------ Exercise material

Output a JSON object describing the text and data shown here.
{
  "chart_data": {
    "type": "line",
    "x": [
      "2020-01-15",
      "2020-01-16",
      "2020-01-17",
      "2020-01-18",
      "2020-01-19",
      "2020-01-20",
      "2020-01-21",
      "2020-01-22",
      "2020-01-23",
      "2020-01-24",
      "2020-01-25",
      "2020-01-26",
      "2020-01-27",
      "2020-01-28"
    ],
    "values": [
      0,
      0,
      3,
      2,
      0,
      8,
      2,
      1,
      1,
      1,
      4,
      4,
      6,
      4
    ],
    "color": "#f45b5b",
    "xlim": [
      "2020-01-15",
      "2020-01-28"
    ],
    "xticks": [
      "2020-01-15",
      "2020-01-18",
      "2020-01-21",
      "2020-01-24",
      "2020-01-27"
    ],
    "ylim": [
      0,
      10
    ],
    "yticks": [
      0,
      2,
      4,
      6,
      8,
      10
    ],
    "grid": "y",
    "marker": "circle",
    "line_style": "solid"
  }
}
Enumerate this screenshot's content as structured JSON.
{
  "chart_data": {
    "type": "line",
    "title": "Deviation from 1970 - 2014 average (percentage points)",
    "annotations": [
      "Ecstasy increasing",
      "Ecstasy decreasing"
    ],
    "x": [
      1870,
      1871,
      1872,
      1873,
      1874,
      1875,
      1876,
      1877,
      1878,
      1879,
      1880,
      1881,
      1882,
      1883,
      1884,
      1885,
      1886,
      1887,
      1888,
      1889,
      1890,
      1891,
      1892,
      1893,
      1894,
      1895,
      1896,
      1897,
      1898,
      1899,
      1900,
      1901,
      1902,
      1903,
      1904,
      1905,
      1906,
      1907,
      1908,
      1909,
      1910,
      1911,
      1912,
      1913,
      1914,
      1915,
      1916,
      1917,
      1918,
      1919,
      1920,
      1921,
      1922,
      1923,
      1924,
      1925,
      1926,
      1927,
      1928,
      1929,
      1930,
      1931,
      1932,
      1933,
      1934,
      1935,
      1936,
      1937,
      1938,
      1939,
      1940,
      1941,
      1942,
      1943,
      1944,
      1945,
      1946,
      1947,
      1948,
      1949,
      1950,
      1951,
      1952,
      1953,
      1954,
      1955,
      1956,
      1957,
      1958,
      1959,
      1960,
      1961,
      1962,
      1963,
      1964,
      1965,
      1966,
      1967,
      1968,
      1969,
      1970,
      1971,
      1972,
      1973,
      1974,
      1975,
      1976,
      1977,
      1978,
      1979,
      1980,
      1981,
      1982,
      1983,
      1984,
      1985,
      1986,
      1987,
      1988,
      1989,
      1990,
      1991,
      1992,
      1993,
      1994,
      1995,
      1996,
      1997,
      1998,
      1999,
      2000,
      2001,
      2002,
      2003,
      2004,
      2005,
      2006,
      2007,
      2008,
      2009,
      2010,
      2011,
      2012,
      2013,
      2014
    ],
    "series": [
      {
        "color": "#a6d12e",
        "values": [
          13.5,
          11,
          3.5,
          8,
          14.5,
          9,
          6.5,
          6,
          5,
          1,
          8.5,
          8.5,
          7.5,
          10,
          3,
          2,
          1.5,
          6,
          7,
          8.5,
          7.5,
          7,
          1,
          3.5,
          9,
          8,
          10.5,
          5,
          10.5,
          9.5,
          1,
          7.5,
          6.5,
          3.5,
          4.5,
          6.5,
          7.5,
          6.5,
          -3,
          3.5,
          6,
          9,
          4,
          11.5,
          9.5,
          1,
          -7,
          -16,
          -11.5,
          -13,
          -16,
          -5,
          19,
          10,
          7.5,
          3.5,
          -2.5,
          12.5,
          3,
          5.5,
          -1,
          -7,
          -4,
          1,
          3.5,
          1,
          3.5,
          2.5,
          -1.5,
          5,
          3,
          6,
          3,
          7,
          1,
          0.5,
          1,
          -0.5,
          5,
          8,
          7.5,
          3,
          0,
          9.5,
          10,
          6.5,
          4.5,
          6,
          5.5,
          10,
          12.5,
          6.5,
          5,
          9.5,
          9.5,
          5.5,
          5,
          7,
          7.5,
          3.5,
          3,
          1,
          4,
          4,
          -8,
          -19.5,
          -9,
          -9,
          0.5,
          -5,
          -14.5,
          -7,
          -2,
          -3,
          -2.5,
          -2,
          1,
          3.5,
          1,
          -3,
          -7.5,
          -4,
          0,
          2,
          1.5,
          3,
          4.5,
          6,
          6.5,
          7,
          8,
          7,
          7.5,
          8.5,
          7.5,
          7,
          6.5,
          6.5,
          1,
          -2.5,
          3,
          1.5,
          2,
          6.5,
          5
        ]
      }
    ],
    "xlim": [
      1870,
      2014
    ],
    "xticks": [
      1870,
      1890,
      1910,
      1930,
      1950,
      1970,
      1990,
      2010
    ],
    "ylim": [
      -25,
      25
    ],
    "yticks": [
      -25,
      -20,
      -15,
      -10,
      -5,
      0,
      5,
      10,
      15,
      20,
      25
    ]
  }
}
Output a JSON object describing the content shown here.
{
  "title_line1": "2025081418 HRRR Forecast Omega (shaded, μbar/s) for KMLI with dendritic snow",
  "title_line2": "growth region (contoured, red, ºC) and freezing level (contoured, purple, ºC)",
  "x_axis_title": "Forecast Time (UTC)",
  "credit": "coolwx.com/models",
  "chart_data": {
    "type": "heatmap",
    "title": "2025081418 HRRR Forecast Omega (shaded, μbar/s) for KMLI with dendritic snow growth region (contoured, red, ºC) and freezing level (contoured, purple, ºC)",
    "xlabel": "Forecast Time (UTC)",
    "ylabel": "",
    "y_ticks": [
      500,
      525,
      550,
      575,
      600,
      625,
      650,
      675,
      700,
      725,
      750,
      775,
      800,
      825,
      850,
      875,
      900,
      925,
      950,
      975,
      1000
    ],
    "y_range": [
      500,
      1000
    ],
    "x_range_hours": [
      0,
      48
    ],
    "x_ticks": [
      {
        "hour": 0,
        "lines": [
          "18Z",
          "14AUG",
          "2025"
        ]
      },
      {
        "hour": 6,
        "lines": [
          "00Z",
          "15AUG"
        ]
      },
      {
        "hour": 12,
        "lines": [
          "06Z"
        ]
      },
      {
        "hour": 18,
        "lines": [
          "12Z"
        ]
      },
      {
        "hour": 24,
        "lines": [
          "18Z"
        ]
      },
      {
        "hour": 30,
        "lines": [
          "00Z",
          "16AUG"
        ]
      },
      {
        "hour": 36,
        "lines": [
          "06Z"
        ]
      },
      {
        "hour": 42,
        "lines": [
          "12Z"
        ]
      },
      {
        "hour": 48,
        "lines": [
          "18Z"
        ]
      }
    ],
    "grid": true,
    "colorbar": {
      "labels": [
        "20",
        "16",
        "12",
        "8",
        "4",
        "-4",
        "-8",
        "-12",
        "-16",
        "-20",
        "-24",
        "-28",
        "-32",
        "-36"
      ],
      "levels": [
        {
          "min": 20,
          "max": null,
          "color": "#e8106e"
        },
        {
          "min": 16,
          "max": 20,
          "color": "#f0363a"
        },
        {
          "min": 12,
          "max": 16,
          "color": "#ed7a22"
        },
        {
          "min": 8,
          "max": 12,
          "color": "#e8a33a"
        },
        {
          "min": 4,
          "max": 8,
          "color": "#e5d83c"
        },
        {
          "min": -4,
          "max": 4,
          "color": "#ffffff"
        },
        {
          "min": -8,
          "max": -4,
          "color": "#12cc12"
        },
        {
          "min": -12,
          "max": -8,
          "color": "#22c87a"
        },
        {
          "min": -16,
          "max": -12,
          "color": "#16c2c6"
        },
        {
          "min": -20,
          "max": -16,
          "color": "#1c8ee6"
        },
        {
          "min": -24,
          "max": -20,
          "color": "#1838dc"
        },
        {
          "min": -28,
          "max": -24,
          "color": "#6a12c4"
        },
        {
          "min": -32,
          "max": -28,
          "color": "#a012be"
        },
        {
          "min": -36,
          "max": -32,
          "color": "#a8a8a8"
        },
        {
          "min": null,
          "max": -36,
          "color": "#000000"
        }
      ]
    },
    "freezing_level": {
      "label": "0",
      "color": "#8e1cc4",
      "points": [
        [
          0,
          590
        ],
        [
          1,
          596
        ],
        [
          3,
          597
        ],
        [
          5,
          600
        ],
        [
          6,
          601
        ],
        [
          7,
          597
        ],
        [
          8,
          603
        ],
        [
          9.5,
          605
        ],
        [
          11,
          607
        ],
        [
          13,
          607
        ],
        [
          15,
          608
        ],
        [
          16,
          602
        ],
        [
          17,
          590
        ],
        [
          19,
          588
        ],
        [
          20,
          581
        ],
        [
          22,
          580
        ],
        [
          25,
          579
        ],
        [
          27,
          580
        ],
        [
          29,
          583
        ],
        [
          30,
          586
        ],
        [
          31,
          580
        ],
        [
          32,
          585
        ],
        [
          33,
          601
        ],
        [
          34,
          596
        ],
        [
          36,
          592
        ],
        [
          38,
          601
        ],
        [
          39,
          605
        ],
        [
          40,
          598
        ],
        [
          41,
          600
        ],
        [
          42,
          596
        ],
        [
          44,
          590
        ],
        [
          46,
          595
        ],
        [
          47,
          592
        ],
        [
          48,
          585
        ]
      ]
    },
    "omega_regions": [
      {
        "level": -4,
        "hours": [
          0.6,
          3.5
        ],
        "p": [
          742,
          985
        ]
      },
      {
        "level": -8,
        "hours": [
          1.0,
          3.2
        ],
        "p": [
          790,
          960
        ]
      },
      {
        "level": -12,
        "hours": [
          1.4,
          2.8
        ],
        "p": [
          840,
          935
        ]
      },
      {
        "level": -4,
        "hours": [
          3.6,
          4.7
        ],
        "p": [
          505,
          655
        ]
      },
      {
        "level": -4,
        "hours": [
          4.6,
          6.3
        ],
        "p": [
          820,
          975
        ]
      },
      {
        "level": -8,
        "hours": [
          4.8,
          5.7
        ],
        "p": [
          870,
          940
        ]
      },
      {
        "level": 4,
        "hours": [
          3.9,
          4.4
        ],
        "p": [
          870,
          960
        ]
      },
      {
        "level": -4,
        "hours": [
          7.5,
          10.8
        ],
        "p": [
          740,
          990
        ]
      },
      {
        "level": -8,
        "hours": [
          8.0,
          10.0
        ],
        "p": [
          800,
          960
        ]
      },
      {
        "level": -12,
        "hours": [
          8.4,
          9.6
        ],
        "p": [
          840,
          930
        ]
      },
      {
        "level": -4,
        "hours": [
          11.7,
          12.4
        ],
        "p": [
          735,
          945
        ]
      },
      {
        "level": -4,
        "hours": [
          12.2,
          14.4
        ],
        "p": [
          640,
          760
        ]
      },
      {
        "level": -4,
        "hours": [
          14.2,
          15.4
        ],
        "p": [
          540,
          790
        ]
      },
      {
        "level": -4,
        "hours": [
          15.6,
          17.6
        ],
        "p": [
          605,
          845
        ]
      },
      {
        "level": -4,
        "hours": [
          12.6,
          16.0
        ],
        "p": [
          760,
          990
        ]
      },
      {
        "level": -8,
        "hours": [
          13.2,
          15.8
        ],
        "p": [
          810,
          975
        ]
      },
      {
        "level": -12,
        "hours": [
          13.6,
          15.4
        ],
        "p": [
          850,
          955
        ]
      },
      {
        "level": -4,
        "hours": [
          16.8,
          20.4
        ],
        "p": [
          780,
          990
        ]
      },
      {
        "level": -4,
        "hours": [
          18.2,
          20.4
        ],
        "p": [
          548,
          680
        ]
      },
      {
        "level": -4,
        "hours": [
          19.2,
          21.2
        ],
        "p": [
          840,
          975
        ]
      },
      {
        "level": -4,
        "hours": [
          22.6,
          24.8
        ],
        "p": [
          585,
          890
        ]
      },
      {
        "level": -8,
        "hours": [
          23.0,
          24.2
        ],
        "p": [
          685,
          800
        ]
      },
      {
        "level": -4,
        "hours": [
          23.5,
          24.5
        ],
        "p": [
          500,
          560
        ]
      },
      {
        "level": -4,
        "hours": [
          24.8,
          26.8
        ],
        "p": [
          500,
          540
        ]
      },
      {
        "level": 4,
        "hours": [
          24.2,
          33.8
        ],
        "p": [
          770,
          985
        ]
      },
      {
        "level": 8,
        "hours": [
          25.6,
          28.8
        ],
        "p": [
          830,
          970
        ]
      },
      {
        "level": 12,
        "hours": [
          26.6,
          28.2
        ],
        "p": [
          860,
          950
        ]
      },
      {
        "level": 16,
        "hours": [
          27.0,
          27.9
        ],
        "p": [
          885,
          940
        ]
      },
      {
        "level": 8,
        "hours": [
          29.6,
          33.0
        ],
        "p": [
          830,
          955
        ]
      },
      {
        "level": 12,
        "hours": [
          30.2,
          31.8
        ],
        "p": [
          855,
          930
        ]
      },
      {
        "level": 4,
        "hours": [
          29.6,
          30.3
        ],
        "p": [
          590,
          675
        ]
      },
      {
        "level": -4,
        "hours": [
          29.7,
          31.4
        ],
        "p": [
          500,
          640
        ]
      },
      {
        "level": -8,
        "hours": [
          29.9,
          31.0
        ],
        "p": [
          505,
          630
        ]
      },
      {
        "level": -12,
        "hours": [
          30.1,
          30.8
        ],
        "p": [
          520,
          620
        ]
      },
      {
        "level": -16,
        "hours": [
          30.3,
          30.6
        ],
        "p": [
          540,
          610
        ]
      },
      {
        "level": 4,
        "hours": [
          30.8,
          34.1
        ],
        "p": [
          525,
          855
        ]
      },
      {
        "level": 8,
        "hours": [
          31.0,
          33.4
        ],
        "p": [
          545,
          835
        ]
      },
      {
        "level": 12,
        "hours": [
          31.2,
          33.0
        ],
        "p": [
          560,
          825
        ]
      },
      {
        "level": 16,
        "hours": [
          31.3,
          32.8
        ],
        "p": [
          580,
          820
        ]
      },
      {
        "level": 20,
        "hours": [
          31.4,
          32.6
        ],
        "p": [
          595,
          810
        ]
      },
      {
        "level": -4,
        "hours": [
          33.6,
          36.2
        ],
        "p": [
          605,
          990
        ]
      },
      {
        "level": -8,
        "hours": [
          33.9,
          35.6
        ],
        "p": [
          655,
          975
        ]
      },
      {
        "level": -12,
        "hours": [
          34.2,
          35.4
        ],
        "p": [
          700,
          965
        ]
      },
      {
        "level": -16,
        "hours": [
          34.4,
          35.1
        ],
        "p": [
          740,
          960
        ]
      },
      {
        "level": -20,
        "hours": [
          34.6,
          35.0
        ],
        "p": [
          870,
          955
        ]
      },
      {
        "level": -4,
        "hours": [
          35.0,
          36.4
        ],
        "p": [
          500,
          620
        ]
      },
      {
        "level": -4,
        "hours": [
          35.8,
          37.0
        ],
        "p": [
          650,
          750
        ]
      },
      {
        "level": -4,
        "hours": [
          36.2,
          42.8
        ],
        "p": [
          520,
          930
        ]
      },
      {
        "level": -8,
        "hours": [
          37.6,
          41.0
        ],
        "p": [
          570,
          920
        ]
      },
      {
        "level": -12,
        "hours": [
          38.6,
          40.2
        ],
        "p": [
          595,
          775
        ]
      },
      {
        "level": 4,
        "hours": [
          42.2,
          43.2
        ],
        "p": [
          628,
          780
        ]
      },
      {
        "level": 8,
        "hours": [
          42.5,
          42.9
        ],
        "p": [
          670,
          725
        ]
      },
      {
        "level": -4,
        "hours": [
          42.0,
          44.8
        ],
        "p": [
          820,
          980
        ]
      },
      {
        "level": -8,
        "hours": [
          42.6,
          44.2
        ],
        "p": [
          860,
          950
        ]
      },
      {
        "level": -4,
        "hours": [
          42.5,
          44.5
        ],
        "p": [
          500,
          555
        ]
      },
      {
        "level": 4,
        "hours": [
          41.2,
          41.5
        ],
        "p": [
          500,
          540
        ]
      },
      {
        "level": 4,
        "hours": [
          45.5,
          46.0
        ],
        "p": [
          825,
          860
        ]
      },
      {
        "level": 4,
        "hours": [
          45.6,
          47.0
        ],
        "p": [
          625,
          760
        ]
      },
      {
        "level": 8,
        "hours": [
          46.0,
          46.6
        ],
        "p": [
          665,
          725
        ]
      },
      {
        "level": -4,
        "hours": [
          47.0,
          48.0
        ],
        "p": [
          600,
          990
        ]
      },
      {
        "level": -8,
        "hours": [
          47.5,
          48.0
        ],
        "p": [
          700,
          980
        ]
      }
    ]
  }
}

------------

> _Challenge_
For this exercise, gather every line of the data that contains the word "growth".

> _Problem solution_
  "title_line2": "growth region (contoured, red, ºC) and freezing level (contoured, purple, ºC)",
    "title": "2025081418 HRRR Forecast Omega (shaded, μbar/s) for KMLI with dendritic snow growth region (contoured, red, ºC) and freezing level (contoured, purple, ºC)",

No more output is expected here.